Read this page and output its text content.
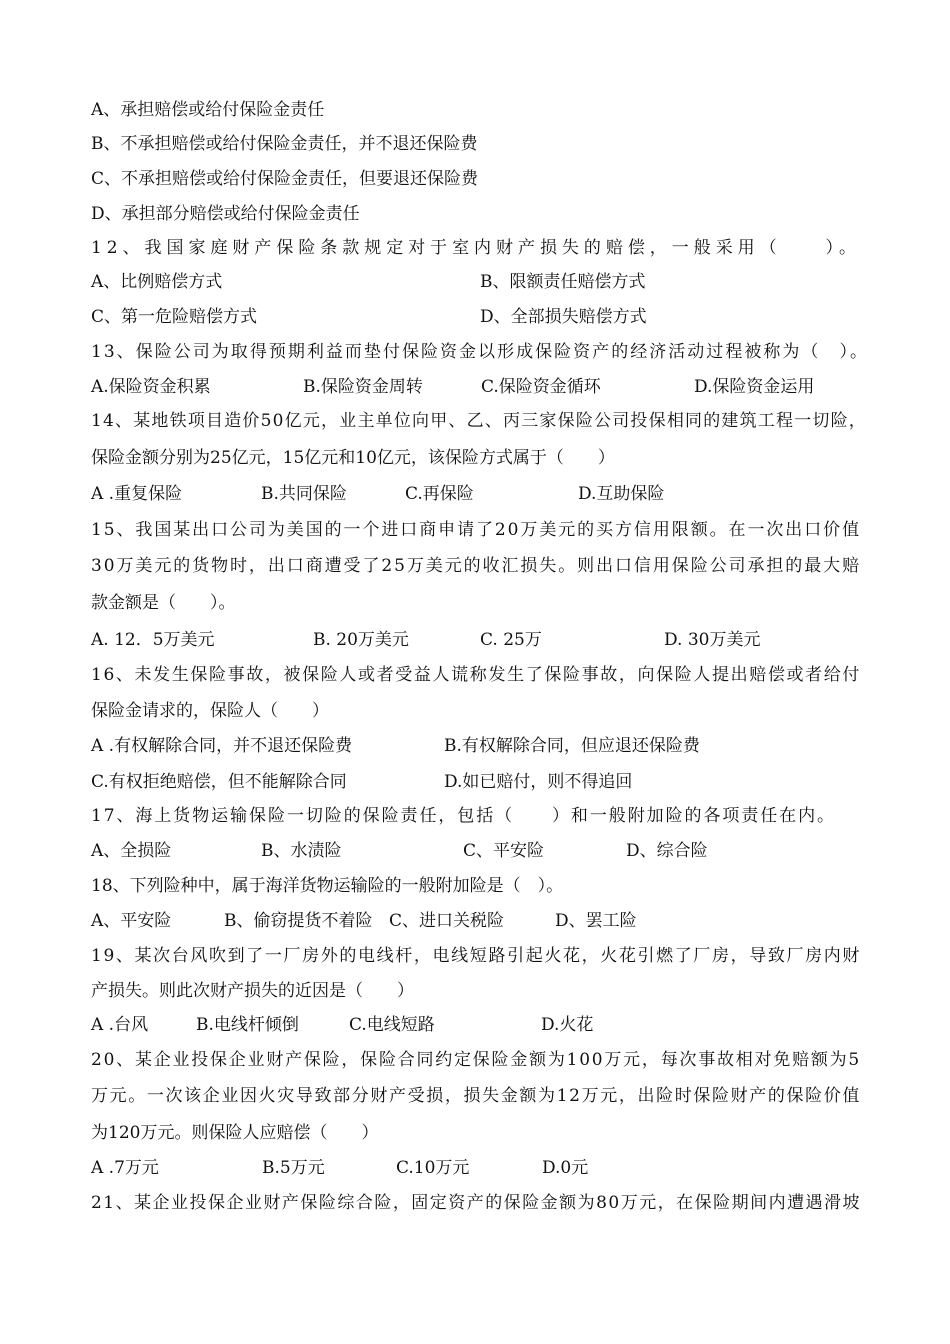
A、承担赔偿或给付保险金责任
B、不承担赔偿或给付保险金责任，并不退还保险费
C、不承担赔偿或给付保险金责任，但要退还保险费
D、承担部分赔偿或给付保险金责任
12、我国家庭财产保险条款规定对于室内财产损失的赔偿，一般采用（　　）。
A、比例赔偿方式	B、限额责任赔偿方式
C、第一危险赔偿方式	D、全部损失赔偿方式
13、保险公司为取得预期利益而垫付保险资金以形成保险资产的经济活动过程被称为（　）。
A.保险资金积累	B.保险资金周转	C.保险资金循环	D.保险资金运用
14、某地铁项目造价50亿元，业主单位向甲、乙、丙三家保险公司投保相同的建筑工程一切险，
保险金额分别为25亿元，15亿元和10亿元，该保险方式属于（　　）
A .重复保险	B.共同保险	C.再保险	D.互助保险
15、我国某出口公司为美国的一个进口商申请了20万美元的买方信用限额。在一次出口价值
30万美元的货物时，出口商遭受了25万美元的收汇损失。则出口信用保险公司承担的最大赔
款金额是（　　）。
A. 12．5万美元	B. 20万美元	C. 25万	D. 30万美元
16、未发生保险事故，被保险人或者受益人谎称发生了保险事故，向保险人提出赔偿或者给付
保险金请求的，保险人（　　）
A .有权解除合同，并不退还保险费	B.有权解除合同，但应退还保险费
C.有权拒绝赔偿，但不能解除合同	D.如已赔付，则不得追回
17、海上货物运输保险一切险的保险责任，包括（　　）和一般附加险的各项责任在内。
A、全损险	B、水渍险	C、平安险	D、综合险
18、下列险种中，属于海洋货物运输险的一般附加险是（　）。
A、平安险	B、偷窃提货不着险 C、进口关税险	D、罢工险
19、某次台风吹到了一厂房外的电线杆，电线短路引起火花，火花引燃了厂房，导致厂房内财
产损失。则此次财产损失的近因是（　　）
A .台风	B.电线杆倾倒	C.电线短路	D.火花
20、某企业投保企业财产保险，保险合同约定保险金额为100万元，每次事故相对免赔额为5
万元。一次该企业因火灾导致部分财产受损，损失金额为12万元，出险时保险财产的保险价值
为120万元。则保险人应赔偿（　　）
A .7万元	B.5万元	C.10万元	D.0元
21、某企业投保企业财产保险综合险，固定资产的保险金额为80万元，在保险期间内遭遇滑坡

*Work to be completed:*
Look above for every line with the word "并不退还保险费" and copy it.

*Result below:*
B、不承担赔偿或给付保险金责任，并不退还保险费
A .有权解除合同，并不退还保险费	B.有权解除合同，但应退还保险费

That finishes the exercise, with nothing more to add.